Instruction
Filter these entries so that only lines with the word "toàn" remain.

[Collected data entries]
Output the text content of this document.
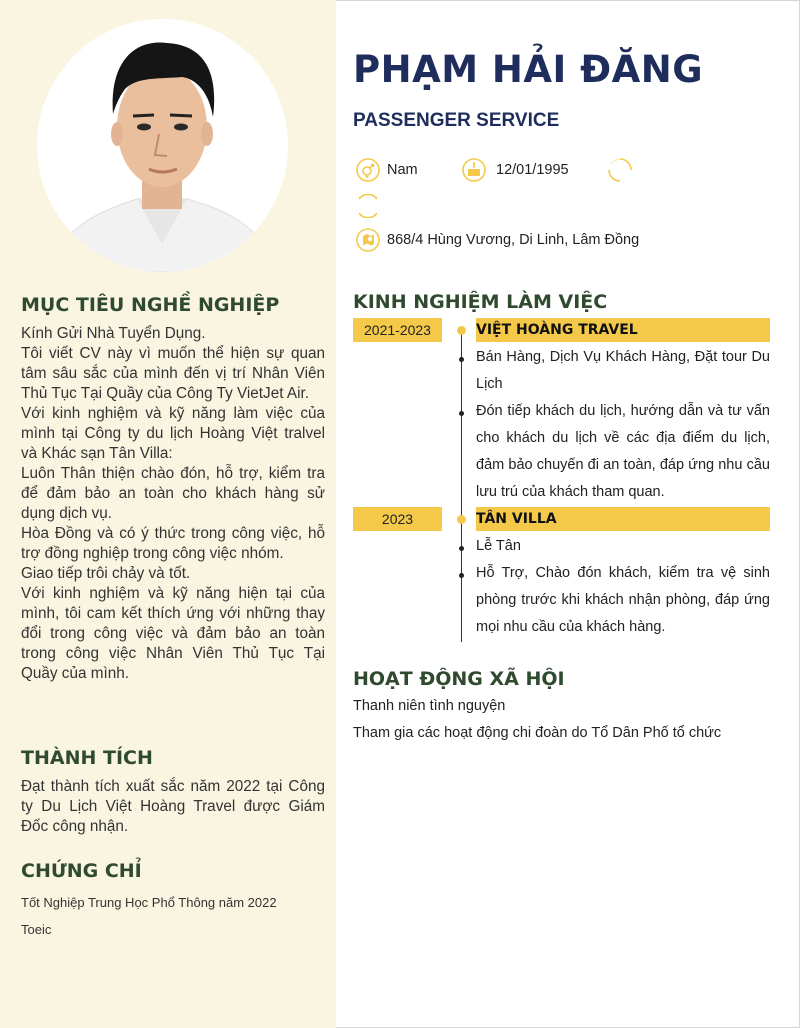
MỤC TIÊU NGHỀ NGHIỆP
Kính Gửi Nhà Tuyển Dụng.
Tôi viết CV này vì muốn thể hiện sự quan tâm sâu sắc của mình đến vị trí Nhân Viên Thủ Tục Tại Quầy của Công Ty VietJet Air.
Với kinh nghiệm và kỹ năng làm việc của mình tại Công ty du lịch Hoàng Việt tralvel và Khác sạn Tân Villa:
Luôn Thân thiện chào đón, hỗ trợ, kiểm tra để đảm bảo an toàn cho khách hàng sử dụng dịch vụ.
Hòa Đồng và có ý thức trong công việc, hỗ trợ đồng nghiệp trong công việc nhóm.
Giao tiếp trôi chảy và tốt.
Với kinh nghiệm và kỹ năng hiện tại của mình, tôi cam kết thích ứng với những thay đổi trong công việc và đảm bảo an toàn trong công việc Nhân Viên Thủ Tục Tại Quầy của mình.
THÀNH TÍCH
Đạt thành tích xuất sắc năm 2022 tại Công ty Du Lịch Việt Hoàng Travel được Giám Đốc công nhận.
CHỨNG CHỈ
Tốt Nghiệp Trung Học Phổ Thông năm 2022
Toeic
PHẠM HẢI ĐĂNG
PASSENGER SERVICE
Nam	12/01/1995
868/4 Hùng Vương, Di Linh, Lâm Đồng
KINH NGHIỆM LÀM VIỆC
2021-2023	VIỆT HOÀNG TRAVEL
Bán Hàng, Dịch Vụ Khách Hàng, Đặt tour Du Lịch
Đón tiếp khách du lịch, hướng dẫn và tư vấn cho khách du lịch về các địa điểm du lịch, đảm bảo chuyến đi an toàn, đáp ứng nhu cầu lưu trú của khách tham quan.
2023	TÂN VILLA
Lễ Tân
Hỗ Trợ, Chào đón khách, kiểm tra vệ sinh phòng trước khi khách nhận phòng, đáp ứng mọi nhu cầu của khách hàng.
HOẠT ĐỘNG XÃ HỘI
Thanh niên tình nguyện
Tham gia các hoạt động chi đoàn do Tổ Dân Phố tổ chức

--

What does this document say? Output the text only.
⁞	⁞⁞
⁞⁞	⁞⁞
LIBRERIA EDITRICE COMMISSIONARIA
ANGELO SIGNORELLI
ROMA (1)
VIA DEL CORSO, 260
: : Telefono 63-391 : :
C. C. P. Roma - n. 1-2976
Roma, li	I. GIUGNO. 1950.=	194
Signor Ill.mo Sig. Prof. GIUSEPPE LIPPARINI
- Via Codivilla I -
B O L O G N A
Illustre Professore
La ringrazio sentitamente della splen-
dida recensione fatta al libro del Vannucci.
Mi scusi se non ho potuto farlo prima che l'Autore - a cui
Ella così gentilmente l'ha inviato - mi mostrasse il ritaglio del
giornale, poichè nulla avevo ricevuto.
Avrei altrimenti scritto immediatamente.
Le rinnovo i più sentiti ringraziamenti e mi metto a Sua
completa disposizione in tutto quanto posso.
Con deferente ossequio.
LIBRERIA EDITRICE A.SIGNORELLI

Answer for the task
Luôn Thân thiện chào đón, hỗ trợ, kiểm tra để đảm bảo an toàn cho khách hàng sử dụng dịch vụ.
Với kinh nghiệm và kỹ năng hiện tại của mình, tôi cam kết thích ứng với những thay đổi trong công việc và đảm bảo an toàn trong công việc Nhân Viên Thủ Tục Tại Quầy của mình.
Đón tiếp khách du lịch, hướng dẫn và tư vấn cho khách du lịch về các địa điểm du lịch, đảm bảo chuyến đi an toàn, đáp ứng nhu cầu lưu trú của khách tham quan.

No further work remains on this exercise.